• [Problem to solve] Read the records beneath this task and copy every line that contains the string "lithium".

• [Data section]
↓

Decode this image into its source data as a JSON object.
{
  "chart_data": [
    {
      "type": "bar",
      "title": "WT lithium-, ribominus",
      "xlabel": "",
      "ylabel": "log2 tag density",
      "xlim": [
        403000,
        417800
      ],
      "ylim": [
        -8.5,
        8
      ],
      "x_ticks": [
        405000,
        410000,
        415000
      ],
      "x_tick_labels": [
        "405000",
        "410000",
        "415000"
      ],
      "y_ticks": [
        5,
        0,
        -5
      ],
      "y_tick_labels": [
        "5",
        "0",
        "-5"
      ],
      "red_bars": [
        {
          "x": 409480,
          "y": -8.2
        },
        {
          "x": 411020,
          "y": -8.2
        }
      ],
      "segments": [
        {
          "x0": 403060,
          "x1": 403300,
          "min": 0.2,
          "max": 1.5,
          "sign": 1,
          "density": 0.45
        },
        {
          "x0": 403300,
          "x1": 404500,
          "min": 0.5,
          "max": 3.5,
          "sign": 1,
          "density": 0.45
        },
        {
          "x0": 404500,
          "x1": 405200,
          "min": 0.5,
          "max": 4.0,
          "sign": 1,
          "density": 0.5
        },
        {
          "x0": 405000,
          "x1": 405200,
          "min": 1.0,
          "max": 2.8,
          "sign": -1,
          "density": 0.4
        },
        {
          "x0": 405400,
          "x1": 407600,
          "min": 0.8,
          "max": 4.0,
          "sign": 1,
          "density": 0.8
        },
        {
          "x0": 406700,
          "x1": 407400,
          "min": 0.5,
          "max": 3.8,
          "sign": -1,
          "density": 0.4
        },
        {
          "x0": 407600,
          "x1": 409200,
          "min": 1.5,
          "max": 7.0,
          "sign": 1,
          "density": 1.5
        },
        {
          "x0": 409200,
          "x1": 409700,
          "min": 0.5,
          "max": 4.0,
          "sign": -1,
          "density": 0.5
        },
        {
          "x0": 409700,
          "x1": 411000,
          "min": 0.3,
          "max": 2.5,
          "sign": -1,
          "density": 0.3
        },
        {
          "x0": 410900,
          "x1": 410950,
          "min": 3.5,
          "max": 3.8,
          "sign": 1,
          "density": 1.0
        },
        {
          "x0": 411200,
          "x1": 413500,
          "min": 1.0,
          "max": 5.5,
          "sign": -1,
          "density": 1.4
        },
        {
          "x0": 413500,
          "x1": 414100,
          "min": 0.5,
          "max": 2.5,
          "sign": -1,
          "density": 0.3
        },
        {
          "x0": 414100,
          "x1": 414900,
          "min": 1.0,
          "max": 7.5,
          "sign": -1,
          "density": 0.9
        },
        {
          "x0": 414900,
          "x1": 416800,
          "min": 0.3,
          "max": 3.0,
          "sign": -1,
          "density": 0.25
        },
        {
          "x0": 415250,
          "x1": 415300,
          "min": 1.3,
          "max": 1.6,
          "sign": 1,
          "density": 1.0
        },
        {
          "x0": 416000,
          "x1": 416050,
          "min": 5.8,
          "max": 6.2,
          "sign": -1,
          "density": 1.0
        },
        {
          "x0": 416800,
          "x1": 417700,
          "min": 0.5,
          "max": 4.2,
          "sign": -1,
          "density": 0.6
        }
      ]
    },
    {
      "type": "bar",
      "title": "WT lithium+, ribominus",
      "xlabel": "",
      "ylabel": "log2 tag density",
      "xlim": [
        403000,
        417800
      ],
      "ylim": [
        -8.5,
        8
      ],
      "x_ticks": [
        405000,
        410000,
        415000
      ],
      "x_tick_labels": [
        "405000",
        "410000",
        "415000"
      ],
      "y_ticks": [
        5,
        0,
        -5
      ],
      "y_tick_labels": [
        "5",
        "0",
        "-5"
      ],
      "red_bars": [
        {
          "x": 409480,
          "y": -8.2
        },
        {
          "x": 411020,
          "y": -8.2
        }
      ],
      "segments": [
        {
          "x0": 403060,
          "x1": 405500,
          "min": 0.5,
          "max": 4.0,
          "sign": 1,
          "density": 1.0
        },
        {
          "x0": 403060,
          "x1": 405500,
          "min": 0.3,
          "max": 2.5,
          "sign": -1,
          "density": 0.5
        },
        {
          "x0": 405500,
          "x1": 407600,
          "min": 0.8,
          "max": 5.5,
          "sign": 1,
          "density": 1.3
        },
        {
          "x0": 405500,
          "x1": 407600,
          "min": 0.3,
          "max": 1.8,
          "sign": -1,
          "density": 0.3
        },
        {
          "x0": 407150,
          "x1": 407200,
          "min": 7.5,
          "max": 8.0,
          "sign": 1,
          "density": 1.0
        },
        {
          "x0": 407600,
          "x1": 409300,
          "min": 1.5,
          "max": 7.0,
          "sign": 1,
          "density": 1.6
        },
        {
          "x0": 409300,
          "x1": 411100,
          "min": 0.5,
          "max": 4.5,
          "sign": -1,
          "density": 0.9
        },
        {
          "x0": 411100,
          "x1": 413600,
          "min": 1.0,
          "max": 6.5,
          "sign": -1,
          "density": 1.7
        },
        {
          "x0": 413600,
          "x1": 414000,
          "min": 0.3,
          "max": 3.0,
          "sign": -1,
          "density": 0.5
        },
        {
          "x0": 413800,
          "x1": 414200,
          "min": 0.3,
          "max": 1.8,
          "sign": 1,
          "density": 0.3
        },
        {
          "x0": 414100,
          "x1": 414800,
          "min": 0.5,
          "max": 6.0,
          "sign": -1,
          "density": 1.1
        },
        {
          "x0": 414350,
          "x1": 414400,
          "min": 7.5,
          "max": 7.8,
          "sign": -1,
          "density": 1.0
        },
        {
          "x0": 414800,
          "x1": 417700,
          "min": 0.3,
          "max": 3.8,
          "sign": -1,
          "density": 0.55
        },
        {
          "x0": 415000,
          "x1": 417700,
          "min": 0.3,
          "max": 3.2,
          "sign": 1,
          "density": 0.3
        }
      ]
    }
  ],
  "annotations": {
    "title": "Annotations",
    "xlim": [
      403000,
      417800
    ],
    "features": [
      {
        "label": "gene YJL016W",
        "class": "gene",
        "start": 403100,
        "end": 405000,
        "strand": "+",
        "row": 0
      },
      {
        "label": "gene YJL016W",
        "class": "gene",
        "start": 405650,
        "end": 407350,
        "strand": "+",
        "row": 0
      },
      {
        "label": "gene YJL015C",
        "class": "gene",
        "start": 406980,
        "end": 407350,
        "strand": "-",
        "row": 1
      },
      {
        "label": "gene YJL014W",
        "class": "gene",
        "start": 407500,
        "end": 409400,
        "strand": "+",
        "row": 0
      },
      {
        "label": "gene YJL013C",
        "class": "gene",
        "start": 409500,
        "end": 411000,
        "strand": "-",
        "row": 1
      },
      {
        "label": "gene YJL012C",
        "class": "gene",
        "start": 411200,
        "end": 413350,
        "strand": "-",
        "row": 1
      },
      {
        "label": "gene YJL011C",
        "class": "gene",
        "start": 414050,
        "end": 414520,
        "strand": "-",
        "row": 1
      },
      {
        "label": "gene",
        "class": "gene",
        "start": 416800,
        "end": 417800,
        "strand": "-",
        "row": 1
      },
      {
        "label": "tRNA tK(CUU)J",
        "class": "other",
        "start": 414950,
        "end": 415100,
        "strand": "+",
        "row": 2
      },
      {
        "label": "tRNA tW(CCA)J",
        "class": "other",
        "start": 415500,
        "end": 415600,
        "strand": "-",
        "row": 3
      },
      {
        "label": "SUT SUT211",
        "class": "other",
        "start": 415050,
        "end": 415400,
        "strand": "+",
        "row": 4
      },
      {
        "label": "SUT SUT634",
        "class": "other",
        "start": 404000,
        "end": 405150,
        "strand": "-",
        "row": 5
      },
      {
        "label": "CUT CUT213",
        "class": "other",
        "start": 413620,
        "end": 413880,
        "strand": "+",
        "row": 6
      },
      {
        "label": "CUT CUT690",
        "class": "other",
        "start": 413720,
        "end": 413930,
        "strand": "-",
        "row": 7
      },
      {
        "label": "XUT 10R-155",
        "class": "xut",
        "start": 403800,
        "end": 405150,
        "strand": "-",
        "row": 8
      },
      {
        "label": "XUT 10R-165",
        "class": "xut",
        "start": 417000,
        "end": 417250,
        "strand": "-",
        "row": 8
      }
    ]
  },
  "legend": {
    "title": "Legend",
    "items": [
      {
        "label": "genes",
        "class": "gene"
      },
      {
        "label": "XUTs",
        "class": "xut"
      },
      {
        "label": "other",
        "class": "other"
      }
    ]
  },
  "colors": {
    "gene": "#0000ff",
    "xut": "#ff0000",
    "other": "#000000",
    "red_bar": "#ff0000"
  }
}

↑

• [Response]
      "title": "WT lithium-, ribominus",
      "title": "WT lithium+, ribominus",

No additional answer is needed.